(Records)
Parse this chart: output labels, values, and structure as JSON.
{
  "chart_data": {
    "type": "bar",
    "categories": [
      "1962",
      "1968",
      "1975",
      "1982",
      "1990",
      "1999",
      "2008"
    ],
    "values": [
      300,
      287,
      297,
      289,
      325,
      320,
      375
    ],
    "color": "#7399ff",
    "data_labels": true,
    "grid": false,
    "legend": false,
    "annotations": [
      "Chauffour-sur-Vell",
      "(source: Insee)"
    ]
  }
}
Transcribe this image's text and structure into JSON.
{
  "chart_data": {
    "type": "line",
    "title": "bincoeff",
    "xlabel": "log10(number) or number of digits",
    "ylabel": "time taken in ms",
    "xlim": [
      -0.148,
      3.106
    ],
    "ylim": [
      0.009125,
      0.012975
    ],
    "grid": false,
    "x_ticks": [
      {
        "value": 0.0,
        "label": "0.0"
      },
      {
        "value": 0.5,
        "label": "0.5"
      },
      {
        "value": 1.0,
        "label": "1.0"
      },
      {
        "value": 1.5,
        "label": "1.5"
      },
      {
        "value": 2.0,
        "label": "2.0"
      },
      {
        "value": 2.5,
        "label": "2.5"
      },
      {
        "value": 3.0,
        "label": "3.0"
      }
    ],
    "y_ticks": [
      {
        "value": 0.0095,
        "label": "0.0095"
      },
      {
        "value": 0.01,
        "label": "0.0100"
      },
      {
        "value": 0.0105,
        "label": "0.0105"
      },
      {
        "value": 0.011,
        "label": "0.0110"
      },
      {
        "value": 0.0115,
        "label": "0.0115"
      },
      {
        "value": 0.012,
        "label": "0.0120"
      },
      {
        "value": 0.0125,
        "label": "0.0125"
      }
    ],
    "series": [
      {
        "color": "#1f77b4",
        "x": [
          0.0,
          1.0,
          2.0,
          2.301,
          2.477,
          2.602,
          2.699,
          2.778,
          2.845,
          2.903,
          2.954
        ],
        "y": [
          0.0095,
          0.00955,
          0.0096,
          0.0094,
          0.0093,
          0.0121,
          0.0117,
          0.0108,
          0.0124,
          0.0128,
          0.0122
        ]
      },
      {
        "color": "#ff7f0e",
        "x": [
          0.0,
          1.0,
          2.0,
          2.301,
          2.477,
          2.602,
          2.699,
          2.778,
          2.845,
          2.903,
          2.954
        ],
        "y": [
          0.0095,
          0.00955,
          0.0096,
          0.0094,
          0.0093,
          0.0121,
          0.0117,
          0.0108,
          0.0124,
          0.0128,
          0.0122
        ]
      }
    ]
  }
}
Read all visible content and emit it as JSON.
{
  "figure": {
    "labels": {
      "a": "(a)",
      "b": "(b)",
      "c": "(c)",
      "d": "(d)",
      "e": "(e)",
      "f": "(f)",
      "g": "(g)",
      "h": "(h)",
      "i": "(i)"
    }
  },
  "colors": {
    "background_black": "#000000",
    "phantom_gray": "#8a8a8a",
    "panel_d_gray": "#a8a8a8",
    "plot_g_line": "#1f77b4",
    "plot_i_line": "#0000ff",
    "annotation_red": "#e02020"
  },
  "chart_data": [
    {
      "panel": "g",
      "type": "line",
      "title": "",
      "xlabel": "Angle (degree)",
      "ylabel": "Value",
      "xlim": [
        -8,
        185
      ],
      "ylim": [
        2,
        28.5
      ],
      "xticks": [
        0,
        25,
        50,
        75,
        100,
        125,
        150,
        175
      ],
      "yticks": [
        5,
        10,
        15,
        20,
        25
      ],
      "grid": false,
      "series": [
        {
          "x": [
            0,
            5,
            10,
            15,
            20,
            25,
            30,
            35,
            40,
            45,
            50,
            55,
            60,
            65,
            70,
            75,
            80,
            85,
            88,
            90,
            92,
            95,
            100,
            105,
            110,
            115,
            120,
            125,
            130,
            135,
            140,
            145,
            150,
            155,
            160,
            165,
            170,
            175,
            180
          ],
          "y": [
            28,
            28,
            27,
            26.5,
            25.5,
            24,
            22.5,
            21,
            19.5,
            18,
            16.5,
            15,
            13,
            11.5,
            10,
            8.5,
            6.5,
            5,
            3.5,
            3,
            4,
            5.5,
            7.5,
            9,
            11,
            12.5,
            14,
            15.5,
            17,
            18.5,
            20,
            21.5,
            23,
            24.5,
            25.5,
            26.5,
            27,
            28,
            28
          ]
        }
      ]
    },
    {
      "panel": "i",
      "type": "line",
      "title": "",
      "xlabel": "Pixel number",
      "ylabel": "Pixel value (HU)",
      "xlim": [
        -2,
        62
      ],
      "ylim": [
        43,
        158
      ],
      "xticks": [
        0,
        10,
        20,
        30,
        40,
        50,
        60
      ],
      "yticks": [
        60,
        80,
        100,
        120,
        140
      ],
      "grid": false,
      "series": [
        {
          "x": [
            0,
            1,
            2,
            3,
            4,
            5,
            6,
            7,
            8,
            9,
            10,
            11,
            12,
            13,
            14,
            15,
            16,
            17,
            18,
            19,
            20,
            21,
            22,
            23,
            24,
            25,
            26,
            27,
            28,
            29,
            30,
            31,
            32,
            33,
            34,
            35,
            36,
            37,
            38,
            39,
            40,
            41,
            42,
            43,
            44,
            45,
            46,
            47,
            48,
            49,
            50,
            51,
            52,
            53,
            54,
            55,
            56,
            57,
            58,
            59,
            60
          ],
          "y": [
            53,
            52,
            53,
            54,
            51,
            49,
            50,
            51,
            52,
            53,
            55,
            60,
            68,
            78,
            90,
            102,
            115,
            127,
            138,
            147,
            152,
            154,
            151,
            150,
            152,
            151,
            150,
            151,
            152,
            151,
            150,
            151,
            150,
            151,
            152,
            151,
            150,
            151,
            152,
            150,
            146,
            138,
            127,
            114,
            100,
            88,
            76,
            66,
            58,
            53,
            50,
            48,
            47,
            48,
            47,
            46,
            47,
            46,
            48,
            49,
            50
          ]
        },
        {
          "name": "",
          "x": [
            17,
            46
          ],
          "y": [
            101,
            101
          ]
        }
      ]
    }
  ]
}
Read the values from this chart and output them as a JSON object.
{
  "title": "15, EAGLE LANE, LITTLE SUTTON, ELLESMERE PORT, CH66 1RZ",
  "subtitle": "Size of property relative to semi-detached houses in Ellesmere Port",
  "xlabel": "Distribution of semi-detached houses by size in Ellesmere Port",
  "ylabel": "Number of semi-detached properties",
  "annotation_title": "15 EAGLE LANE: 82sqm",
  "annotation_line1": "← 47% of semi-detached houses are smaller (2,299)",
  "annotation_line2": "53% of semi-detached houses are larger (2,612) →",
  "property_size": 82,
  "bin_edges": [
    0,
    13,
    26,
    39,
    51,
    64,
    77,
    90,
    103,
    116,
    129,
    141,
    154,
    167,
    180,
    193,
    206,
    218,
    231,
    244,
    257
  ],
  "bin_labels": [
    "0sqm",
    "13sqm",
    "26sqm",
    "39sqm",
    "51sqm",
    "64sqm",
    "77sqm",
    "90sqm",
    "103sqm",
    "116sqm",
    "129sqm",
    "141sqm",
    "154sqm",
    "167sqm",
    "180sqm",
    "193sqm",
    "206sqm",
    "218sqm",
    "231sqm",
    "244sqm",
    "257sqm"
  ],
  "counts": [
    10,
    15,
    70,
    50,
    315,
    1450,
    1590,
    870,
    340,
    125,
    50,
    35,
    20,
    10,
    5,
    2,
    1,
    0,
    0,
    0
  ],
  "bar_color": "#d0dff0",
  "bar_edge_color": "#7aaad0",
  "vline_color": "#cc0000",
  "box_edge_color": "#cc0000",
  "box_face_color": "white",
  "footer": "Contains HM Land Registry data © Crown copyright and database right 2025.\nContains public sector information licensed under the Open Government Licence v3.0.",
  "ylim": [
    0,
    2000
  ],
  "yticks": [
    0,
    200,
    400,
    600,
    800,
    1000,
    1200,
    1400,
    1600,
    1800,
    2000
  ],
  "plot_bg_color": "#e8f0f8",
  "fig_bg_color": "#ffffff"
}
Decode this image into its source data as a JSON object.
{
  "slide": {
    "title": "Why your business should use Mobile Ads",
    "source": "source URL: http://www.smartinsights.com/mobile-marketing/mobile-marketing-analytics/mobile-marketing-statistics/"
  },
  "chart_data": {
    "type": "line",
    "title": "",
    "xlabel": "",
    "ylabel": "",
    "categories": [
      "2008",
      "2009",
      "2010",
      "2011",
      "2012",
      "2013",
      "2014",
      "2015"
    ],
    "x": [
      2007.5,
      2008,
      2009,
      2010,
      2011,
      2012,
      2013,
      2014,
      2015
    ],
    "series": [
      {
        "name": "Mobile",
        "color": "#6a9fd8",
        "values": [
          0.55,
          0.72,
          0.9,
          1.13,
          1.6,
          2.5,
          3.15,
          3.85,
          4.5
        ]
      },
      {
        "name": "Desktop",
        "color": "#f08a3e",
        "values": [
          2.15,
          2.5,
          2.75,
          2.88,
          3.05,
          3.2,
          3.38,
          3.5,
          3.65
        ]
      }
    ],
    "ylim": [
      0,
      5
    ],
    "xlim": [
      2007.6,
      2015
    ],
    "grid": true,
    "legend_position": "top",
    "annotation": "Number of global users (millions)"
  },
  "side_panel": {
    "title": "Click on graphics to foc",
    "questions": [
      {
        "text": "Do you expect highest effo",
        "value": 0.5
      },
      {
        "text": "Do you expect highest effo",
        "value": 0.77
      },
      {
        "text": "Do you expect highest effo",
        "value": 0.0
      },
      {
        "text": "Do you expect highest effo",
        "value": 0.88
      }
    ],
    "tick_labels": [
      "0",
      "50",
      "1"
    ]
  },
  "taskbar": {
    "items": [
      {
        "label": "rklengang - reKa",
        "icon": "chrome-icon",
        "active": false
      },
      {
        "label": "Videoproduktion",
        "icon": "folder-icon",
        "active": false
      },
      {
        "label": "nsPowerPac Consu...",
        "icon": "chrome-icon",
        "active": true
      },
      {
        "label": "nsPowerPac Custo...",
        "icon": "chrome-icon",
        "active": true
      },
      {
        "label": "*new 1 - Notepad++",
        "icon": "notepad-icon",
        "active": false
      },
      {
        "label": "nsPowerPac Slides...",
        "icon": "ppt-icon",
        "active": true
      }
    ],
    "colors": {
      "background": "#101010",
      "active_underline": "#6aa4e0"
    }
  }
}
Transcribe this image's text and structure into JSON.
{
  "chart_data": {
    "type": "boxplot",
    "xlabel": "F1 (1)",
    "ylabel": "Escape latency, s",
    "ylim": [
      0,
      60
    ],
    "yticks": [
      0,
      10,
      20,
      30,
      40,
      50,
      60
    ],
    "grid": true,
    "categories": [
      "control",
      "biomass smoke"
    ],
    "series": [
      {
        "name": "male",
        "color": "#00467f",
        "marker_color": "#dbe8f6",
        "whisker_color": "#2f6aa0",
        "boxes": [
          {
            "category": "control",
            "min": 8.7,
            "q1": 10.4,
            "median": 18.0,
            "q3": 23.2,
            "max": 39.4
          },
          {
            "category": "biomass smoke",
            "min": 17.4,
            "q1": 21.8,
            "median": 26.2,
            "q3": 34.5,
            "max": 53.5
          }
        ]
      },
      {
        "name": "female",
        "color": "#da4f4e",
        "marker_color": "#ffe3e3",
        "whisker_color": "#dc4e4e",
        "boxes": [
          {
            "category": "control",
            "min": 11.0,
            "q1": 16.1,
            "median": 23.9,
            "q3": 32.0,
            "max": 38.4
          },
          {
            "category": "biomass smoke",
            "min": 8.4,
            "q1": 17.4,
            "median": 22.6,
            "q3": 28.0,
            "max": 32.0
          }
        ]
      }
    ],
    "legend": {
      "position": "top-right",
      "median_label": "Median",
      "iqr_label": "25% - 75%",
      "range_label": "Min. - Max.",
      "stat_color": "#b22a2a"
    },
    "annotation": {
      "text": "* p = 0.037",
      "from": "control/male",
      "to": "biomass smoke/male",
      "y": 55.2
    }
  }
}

**GOAL:** Which lines in the listing above hold the word "name"? Show each of them.

**ANSWER FOR THIS EXERCISE:**
          "name": "",
        "name": "Mobile",
        "name": "Desktop",
        "name": "male",
        "name": "female",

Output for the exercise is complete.